Edit the lines of the data from the line with "candle-body (247, 80, 256, 85)" up to and including the line with "candle-body (227, 84, 236, 89)": replace every "ohlc-label" with "ohlc-letter" and return only those lines, otherwise unchanged.

─── Data provided ───

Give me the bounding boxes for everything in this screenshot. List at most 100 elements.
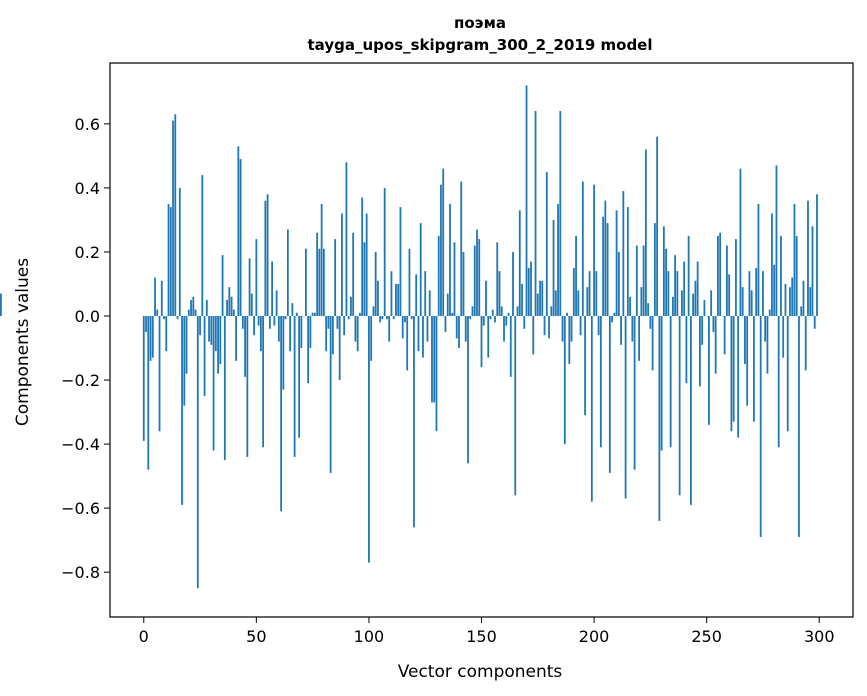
bar (611, 315, 613, 323)
bar (723, 315, 726, 355)
bar (730, 315, 733, 432)
bar (604, 200, 607, 316)
bar (699, 315, 701, 387)
bar (789, 287, 791, 316)
bar (667, 271, 670, 316)
bar (246, 315, 249, 457)
bar (478, 239, 481, 316)
bar (228, 287, 231, 316)
bar (786, 315, 789, 432)
bar (714, 315, 717, 374)
bar (575, 235, 577, 316)
bar (678, 315, 681, 496)
bar (762, 271, 764, 316)
bar (300, 315, 303, 348)
bar (476, 229, 478, 316)
bar (410, 315, 413, 320)
bar (194, 309, 197, 316)
bar (160, 280, 163, 316)
bar (816, 194, 818, 316)
bar (415, 274, 418, 316)
bar (784, 283, 787, 316)
bar (527, 267, 530, 316)
bar (552, 219, 555, 316)
x-tick-label: 300 (804, 627, 835, 646)
bar (701, 315, 704, 345)
bar (464, 315, 467, 342)
bar (710, 290, 713, 316)
bar (241, 315, 244, 329)
bar (491, 309, 494, 316)
bar (638, 315, 641, 361)
y-tick-label: −0.8 (61, 563, 100, 582)
bar (248, 258, 251, 316)
bar (757, 203, 760, 316)
y-tick-label: −0.2 (61, 371, 100, 390)
bar (536, 293, 539, 316)
bar (408, 248, 411, 316)
bar (257, 315, 260, 326)
bar (313, 312, 316, 316)
bar (584, 315, 586, 416)
bar (158, 315, 161, 432)
y-tick-label: −0.6 (61, 499, 100, 518)
bar (286, 229, 289, 316)
bar (644, 149, 647, 316)
bar (163, 315, 165, 320)
bar (262, 315, 264, 448)
bar (746, 315, 749, 406)
bar (307, 315, 310, 384)
bar (541, 280, 544, 316)
bar (205, 299, 208, 316)
bar (424, 271, 427, 316)
bar (435, 315, 438, 432)
bar (368, 315, 370, 563)
bar (633, 315, 636, 470)
bar (572, 267, 575, 316)
bar (487, 315, 490, 358)
bar (480, 315, 483, 368)
bar (753, 315, 755, 422)
bar (428, 290, 431, 316)
x-tick-label: 250 (691, 627, 722, 646)
bar (309, 315, 312, 348)
bar (798, 315, 800, 537)
bar (268, 315, 271, 329)
bar (608, 315, 611, 473)
bar (467, 315, 469, 464)
bar (433, 315, 436, 403)
bar (453, 242, 456, 316)
bar (390, 271, 393, 316)
bar (374, 251, 377, 316)
bar (782, 315, 785, 358)
bar (338, 315, 341, 381)
bar (523, 315, 526, 329)
bar (687, 235, 690, 316)
bar (181, 315, 183, 505)
bar (232, 309, 235, 316)
bar (449, 203, 451, 316)
bar (377, 280, 379, 316)
bar (726, 245, 728, 316)
x-tick-label: 50 (246, 627, 266, 646)
bar (413, 315, 415, 528)
bar (431, 315, 433, 403)
bar (266, 194, 269, 316)
bar (264, 200, 267, 316)
bar (588, 271, 591, 316)
bar (680, 290, 683, 316)
bar (196, 315, 199, 589)
bar (615, 210, 618, 316)
bar (277, 315, 280, 342)
bar (692, 293, 695, 316)
bar (793, 203, 796, 316)
bar (440, 184, 442, 316)
bar (525, 85, 528, 316)
bar (620, 315, 622, 345)
bar (748, 271, 751, 316)
bar (356, 315, 359, 352)
bar (239, 159, 242, 316)
bar (597, 315, 600, 336)
bar (172, 120, 174, 316)
bar (208, 315, 210, 342)
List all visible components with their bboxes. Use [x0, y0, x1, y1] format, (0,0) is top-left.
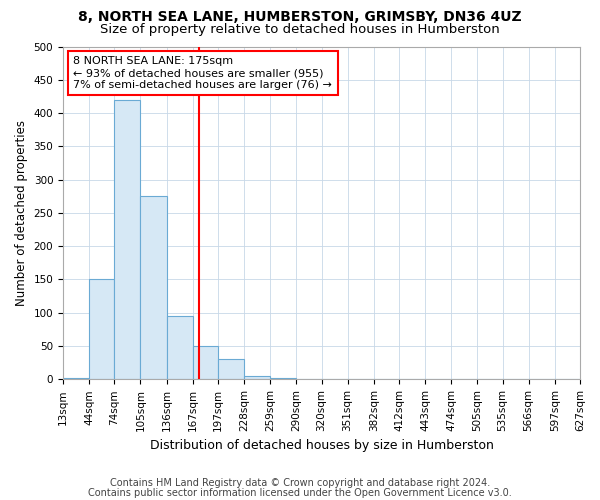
Bar: [167, 316, 193, 380]
Bar: [244, 376, 270, 380]
Text: Contains public sector information licensed under the Open Government Licence v3: Contains public sector information licen…: [88, 488, 512, 498]
X-axis label: Distribution of detached houses by size in Humberston: Distribution of detached houses by size …: [149, 440, 493, 452]
Bar: [89, 280, 115, 380]
Bar: [218, 360, 244, 380]
Bar: [140, 196, 167, 380]
Bar: [63, 378, 89, 380]
Bar: [193, 346, 218, 380]
Y-axis label: Number of detached properties: Number of detached properties: [15, 120, 28, 306]
Text: 8, NORTH SEA LANE, HUMBERSTON, GRIMSBY, DN36 4UZ: 8, NORTH SEA LANE, HUMBERSTON, GRIMSBY, …: [78, 10, 522, 24]
Text: 8 NORTH SEA LANE: 175sqm
← 93% of detached houses are smaller (955)
7% of semi-d: 8 NORTH SEA LANE: 175sqm ← 93% of detach…: [73, 56, 332, 90]
Bar: [270, 378, 296, 380]
Bar: [115, 100, 140, 379]
Text: Contains HM Land Registry data © Crown copyright and database right 2024.: Contains HM Land Registry data © Crown c…: [110, 478, 490, 488]
Text: Size of property relative to detached houses in Humberston: Size of property relative to detached ho…: [100, 22, 500, 36]
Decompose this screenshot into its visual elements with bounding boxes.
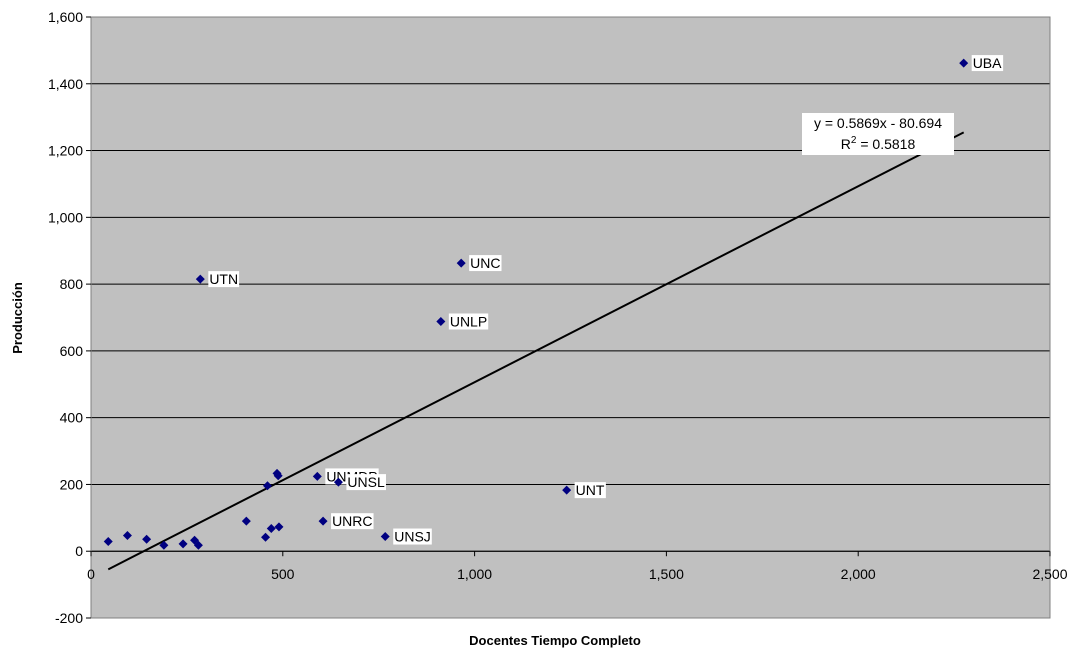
x-tick-label: 2,000	[841, 566, 876, 582]
x-tick-label: 0	[87, 566, 95, 582]
data-point	[959, 58, 969, 68]
data-point	[562, 485, 572, 495]
y-tick-label: 600	[60, 343, 84, 359]
data-point	[274, 522, 284, 532]
y-axis-ticks: -200 0 200 400 600 800 1,000 1,200 1,400 1,600	[48, 9, 91, 626]
data-point-label: UNSL	[347, 474, 385, 490]
data-point	[178, 539, 188, 549]
x-axis-ticks: 0 500 1,000 1,500 2,000 2,500	[87, 551, 1068, 582]
data-point-label: UTN	[209, 271, 238, 287]
data-point	[318, 516, 328, 526]
data-point-label-bg	[469, 255, 502, 272]
y-tick-label: 1,200	[48, 143, 83, 159]
data-point-label: UBA	[973, 55, 1002, 71]
y-axis-title: Producción	[10, 282, 25, 354]
data-point	[195, 274, 205, 284]
data-point-label-bg	[346, 474, 386, 491]
data-point	[266, 524, 276, 534]
data-point	[380, 532, 390, 542]
trendline	[107, 131, 965, 571]
data-point-label-bg	[331, 513, 374, 530]
y-tick-label: 200	[60, 476, 84, 492]
r-squared-label: R2 = 0.5818	[841, 135, 916, 152]
data-point	[273, 471, 283, 481]
y-tick-label: 800	[60, 276, 84, 292]
data-point	[142, 534, 152, 544]
r-squared-symbol: R	[841, 136, 851, 152]
trendline-equation-box: y = 0.5869x - 80.694 R2 = 0.5818	[802, 113, 954, 155]
y-tick-label: 0	[75, 543, 83, 559]
data-point-label-bg	[448, 313, 489, 330]
data-point	[456, 258, 466, 268]
equation-background	[802, 113, 954, 155]
x-axis-title: Docentes Tiempo Completo	[469, 633, 641, 648]
data-point	[436, 317, 446, 327]
data-point-label-bg	[393, 528, 432, 545]
r-squared-value: = 0.5818	[856, 136, 915, 152]
plot-area	[91, 17, 1050, 618]
data-point-label: UNLP	[450, 314, 487, 330]
plot-border	[90, 16, 1051, 619]
data-points: UBAUNCUTNUNLPUNTUNMDPUNSLUNRCUNSJ	[103, 55, 1004, 550]
data-point	[241, 516, 251, 526]
trendline-equation: y = 0.5869x - 80.694	[814, 115, 942, 131]
data-point-label: UNSJ	[394, 529, 431, 545]
data-point	[193, 540, 203, 550]
y-tick-label: 400	[60, 410, 84, 426]
data-point	[333, 477, 343, 487]
data-point-label: UNT	[576, 482, 605, 498]
y-tick-label: 1,400	[48, 76, 83, 92]
y-tick-label: 1,600	[48, 9, 83, 25]
data-point-label: UNC	[470, 255, 500, 271]
data-point-label-bg	[971, 55, 1004, 72]
data-point	[261, 532, 271, 542]
data-point	[262, 481, 272, 491]
x-tick-label: 2,500	[1032, 566, 1067, 582]
data-point	[103, 537, 113, 547]
data-point	[122, 531, 132, 541]
data-point	[312, 471, 322, 481]
x-tick-label: 1,000	[457, 566, 492, 582]
x-tick-label: 1,500	[649, 566, 684, 582]
x-tick-label: 500	[271, 566, 295, 582]
r-squared-exponent: 2	[851, 135, 857, 146]
y-tick-label: -200	[55, 610, 83, 626]
data-point-label: UNRC	[332, 513, 372, 529]
data-point-label-bg	[208, 271, 240, 288]
data-point	[159, 540, 169, 550]
trendline-group	[107, 131, 965, 571]
y-tick-label: 1,000	[48, 209, 83, 225]
axes	[90, 16, 1051, 619]
data-point-label-bg	[574, 482, 606, 499]
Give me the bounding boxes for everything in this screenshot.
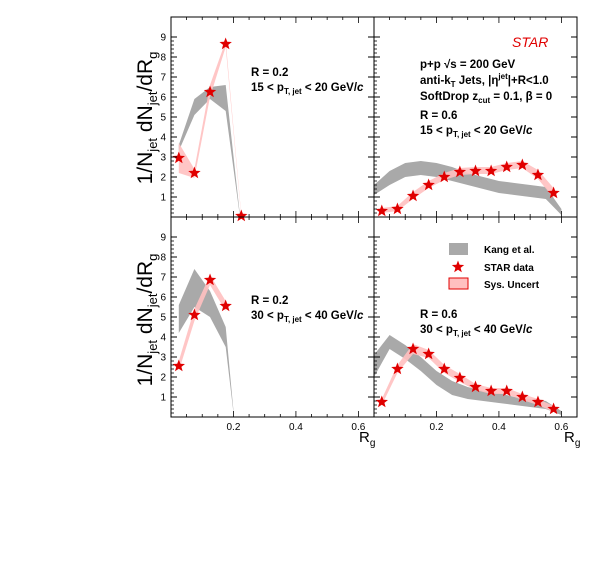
- y-tick-label: 9: [160, 233, 166, 244]
- data-point-star: [219, 299, 232, 312]
- y-tick-label: 5: [160, 313, 166, 324]
- sys-uncert-band: [178, 275, 226, 371]
- x-tick-label: 0.6: [554, 422, 568, 433]
- data-point-star: [172, 151, 185, 164]
- data-point-star: [188, 308, 201, 321]
- data-point-star: [516, 390, 529, 403]
- data-point-star: [531, 395, 545, 408]
- panel-bottom-right-pt-label: 30 < pT, jet < 40 GeV/c: [420, 324, 533, 338]
- data-point-star: [235, 209, 248, 222]
- panel-bottom-right: 0.2 0.4 0.6: [373, 216, 578, 433]
- panel-frame: [170, 16, 375, 218]
- panel-top-right-r-label: R = 0.6: [420, 110, 457, 122]
- y-tick-label: 4: [160, 333, 166, 344]
- legend-sys-swatch: [448, 277, 469, 290]
- panel-top-left: 1 2 3 4 5 6 7 8 9: [160, 16, 375, 222]
- data-point-star: [453, 165, 467, 178]
- data-point-star: [391, 202, 404, 215]
- legend-theory-swatch: [449, 243, 468, 255]
- data-point-star: [453, 371, 467, 384]
- data-point-star: [547, 402, 560, 415]
- data-point-star: [203, 85, 217, 98]
- y-tick-label: 3: [160, 153, 166, 164]
- y-tick-label: 1: [160, 393, 166, 404]
- y-tick-label: 6: [160, 93, 166, 104]
- panel-bottom-right-r-label: R = 0.6: [420, 309, 457, 321]
- theory-band: [374, 161, 562, 215]
- info-softdrop: SoftDrop zcut = 0.1, β = 0: [420, 91, 552, 105]
- sys-uncert-band: [381, 344, 554, 412]
- data-point-star: [500, 384, 513, 397]
- y-tick-label: 2: [160, 373, 166, 384]
- x-tick-label: 0.2: [227, 422, 241, 433]
- y-tick-label: 7: [160, 273, 166, 284]
- theory-band: [178, 85, 240, 215]
- x-tick-label: 0.4: [289, 422, 303, 433]
- y-axis-title-bottom: 1/Njet dNjet/dRg: [134, 254, 160, 387]
- legend-theory-label: Kang et al.: [484, 245, 535, 256]
- theory-band: [178, 269, 234, 413]
- data-point-star: [516, 158, 529, 171]
- data-point-star: [375, 204, 388, 217]
- legend-data-label: STAR data: [484, 263, 534, 274]
- info-jets: anti-kT Jets, |ηjet|+R<1.0: [420, 72, 549, 89]
- y-tick-label: 9: [160, 33, 166, 44]
- data-point-star: [469, 380, 482, 393]
- data-point-star: [438, 170, 451, 183]
- legend: Kang et al. STAR data Sys. Uncert: [448, 243, 540, 291]
- data-point-star: [406, 342, 420, 355]
- x-tick-label: 0.2: [430, 422, 444, 433]
- panel-top-left-r-label: R = 0.2: [251, 67, 288, 79]
- data-point-star: [438, 362, 451, 375]
- legend-star-icon: [451, 260, 465, 273]
- y-tick-label: 8: [160, 53, 166, 64]
- data-point-star: [391, 362, 404, 375]
- data-point-star: [406, 189, 420, 202]
- panel-bottom-left-r-label: R = 0.2: [251, 295, 288, 307]
- y-tick-label: 6: [160, 293, 166, 304]
- y-axis-title-top: 1/Njet dNjet/dRg: [134, 52, 160, 185]
- panel-top-right-pt-label: 15 < pT, jet < 20 GeV/c: [420, 125, 533, 139]
- data-point-star: [500, 160, 513, 173]
- x-axis-title-right: Rg: [564, 429, 580, 449]
- x-axis-title-left: Rg: [359, 429, 375, 449]
- experiment-label: STAR: [512, 34, 548, 50]
- data-point-star: [484, 164, 498, 177]
- data-point-star: [172, 359, 185, 372]
- data-point-star: [203, 273, 217, 286]
- data-point-star: [375, 395, 388, 408]
- panel-top-left-pt-label: 15 < pT, jet < 20 GeV/c: [251, 82, 364, 96]
- y-tick-label: 8: [160, 253, 166, 264]
- data-point-star: [188, 166, 201, 179]
- data-point-star: [422, 178, 435, 191]
- panel-bottom-left: 1 2 3 4 5 6 7 8 9 0.2 0.4 0.6: [160, 216, 375, 433]
- y-tick-label: 3: [160, 353, 166, 364]
- y-tick-label: 4: [160, 133, 166, 144]
- panel-top-right: [373, 16, 578, 218]
- data-point-star: [531, 168, 545, 181]
- info-collision: p+p √s = 200 GeV: [420, 58, 515, 71]
- x-tick-label: 0.4: [492, 422, 506, 433]
- data-point-star: [469, 164, 482, 177]
- y-tick-label: 1: [160, 193, 166, 204]
- data-point-star: [547, 186, 560, 199]
- legend-sys-label: Sys. Uncert: [484, 280, 540, 291]
- y-tick-label: 2: [160, 173, 166, 184]
- y-tick-label: 5: [160, 113, 166, 124]
- data-point-star: [219, 37, 232, 50]
- panel-bottom-left-pt-label: 30 < pT, jet < 40 GeV/c: [251, 310, 364, 324]
- x-tick-label: 0.6: [351, 422, 365, 433]
- data-point-star: [422, 347, 435, 360]
- y-tick-label: 7: [160, 73, 166, 84]
- data-point-star: [484, 384, 498, 397]
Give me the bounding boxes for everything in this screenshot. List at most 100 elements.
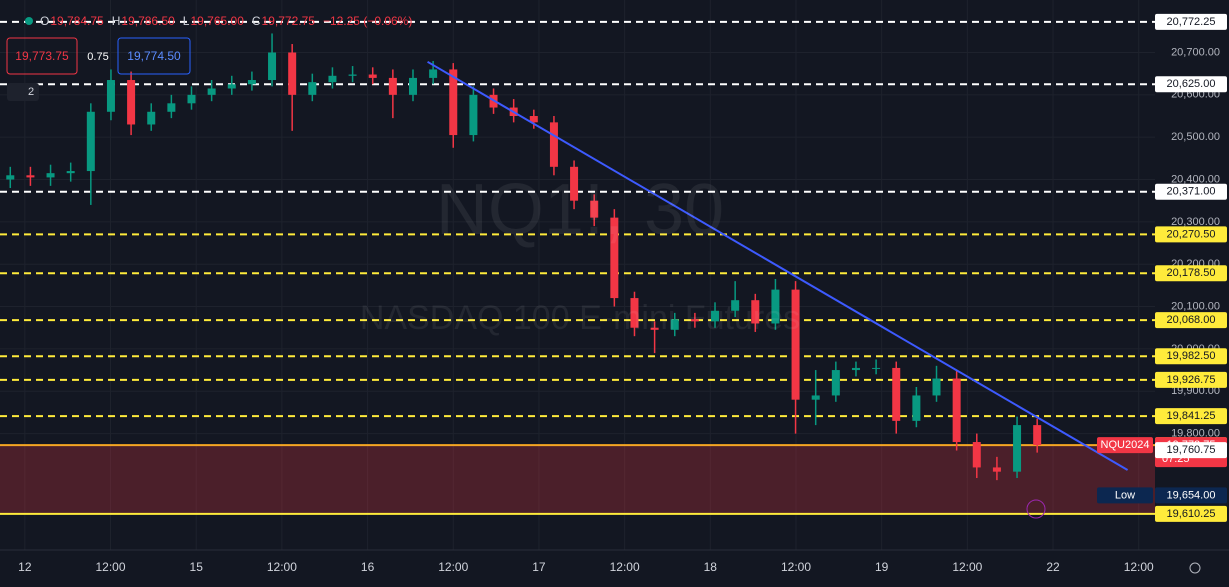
candle-body (247, 80, 256, 85)
candle-body (46, 173, 55, 178)
candle-body (86, 111, 95, 172)
candle-body (851, 367, 860, 371)
level-tag (1155, 13, 1227, 30)
candle-body (690, 319, 699, 322)
level-tag-label: 20,371.00 (1167, 186, 1216, 198)
watermark-description: NASDAQ 100 E-mini Futures (360, 299, 800, 337)
ohlc-label: C (252, 14, 261, 28)
y-tick-label: 20,500.00 (1171, 131, 1220, 143)
ohlc-value: 19,772.75 (262, 14, 316, 28)
level-tag (1155, 408, 1227, 425)
price-tag-name-box (1097, 437, 1153, 454)
candle-body (610, 217, 619, 299)
y-tick-label: 19,800.00 (1171, 427, 1220, 439)
candle-body (831, 370, 840, 396)
candle-body (791, 289, 800, 400)
candle-body (469, 94, 478, 136)
level-tag (1155, 312, 1227, 329)
candle-body (872, 367, 881, 369)
candle-body (932, 378, 941, 396)
candle-body (1033, 425, 1042, 446)
level-tag (1155, 505, 1227, 522)
candle-body (992, 467, 1001, 472)
x-tick-label: 12:00 (952, 560, 982, 574)
ohlc-label: H (112, 14, 121, 28)
candle-body (529, 116, 538, 123)
candle-body (892, 367, 901, 421)
watermark-symbol: NQ1!, 30 (436, 170, 724, 250)
price-tag (1155, 442, 1227, 459)
candle-body (650, 327, 659, 330)
level-tag-label: 19,982.50 (1167, 350, 1216, 362)
price-tag-name: NQU2024 (1101, 439, 1150, 451)
ohlc-label: O (40, 14, 49, 28)
candle-body (26, 175, 35, 178)
level-tag (1155, 183, 1227, 200)
highlight-zone (0, 445, 1155, 514)
price-tag (1155, 487, 1227, 504)
ohlc-value: 19,786.50 (121, 14, 175, 28)
buy-box[interactable] (117, 37, 191, 75)
candle-body (731, 300, 740, 311)
y-tick-label: 19,900.00 (1171, 385, 1220, 397)
x-tick-label: 15 (190, 560, 204, 574)
y-tick-label: 20,100.00 (1171, 300, 1220, 312)
spread: 0.75 (87, 51, 108, 63)
level-tag-label: 20,068.00 (1167, 314, 1216, 326)
candle-body (227, 84, 236, 89)
sell-box[interactable] (6, 37, 78, 75)
candle-body (630, 298, 639, 328)
candle-body (1013, 425, 1022, 472)
candle-body (6, 175, 15, 180)
settings-icon[interactable] (1189, 562, 1201, 574)
x-tick-label: 12:00 (610, 560, 640, 574)
candle-body (308, 82, 317, 95)
level-tag-label: 20,270.50 (1167, 228, 1216, 240)
price-tag-name-box (1097, 487, 1153, 504)
candle-body (106, 80, 115, 112)
candle-body (952, 378, 961, 443)
replay-icon[interactable] (1026, 499, 1046, 519)
sell-price: 19,773.75 (15, 49, 69, 63)
candle-body (711, 310, 720, 322)
x-tick-label: 22 (1046, 560, 1060, 574)
candle-body (590, 200, 599, 218)
candle-body (408, 77, 417, 95)
candle-body (570, 166, 579, 201)
level-tag-label: 20,772.25 (1167, 16, 1216, 28)
level-tag (1155, 371, 1227, 388)
indicators-toggle[interactable] (7, 83, 39, 101)
level-tag-label: 19,610.25 (1167, 508, 1216, 520)
x-tick-label: 12:00 (781, 560, 811, 574)
candle-body (167, 103, 176, 112)
x-tick-label: 12:00 (267, 560, 297, 574)
x-tick-label: 12:00 (1124, 560, 1154, 574)
x-tick-label: 16 (361, 560, 375, 574)
candle-body (187, 94, 196, 104)
ohlc-change: −12.25 (−0.06%) (323, 14, 412, 28)
level-tag (1155, 76, 1227, 93)
x-tick-label: 12:00 (438, 560, 468, 574)
ohlc-value: 19,784.75 (50, 14, 104, 28)
candle-body (147, 111, 156, 125)
level-tag-label: 20,625.00 (1167, 78, 1216, 90)
candle-body (751, 300, 760, 324)
level-tag (1155, 265, 1227, 282)
y-tick-label: 20,300.00 (1171, 216, 1220, 228)
price-tag-name: Low (1115, 489, 1135, 501)
level-tag (1155, 226, 1227, 243)
level-tag-label: 19,926.75 (1167, 374, 1216, 386)
candle-body (207, 88, 216, 95)
trendline (427, 60, 1129, 471)
candle-body (771, 289, 780, 324)
candle-body (972, 442, 981, 468)
buy-price: 19,774.50 (127, 49, 181, 63)
x-tick-label: 12 (18, 560, 32, 574)
candle-body (811, 395, 820, 400)
x-tick-label: 17 (532, 560, 546, 574)
candle-body (429, 69, 438, 78)
level-tag-label: 19,841.25 (1167, 410, 1216, 422)
price-tag-label: 19,760.75 (1167, 444, 1216, 456)
level-tag (1155, 348, 1227, 365)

───

*Written response*
candle-body (247, 80, 256, 85)
candle-body (46, 173, 55, 178)
candle-body (86, 111, 95, 172)
candle-body (851, 367, 860, 371)
level-tag (1155, 13, 1227, 30)
candle-body (690, 319, 699, 322)
level-tag-label: 20,371.00 (1167, 186, 1216, 198)
watermark-description: NASDAQ 100 E-mini Futures (360, 299, 800, 337)
ohlc-letter: C (252, 14, 261, 28)
y-tick-label: 20,500.00 (1171, 131, 1220, 143)
ohlc-value: 19,772.75 (262, 14, 316, 28)
level-tag (1155, 408, 1227, 425)
price-tag-name-box (1097, 437, 1153, 454)
candle-body (610, 217, 619, 299)
y-tick-label: 19,800.00 (1171, 427, 1220, 439)
candle-body (831, 370, 840, 396)
candle-body (791, 289, 800, 400)
candle-body (469, 94, 478, 136)
level-tag (1155, 312, 1227, 329)
candle-body (872, 367, 881, 369)
candle-body (932, 378, 941, 396)
candle-body (1033, 425, 1042, 446)
level-tag (1155, 505, 1227, 522)
candle-body (992, 467, 1001, 472)
x-tick-label: 12:00 (952, 560, 982, 574)
ohlc-letter: H (112, 14, 121, 28)
candle-body (529, 116, 538, 123)
candle-body (892, 367, 901, 421)
watermark-symbol: NQ1!, 30 (436, 170, 724, 250)
price-tag (1155, 442, 1227, 459)
candle-body (650, 327, 659, 330)
level-tag-label: 19,982.50 (1167, 350, 1216, 362)
price-tag-name: NQU2024 (1101, 439, 1150, 451)
ohlc-letter: O (40, 14, 49, 28)
candle-body (26, 175, 35, 178)
level-tag (1155, 183, 1227, 200)
highlight-zone (0, 445, 1155, 514)
price-tag (1155, 487, 1227, 504)
ohlc-value: 19,786.50 (121, 14, 175, 28)
buy-box[interactable] (117, 37, 191, 75)
candle-body (731, 300, 740, 311)
y-tick-label: 19,900.00 (1171, 385, 1220, 397)
x-tick-label: 15 (190, 560, 204, 574)
y-tick-label: 20,100.00 (1171, 300, 1220, 312)
spread: 0.75 (87, 51, 108, 63)
level-tag-label: 20,068.00 (1167, 314, 1216, 326)
candle-body (227, 84, 236, 89)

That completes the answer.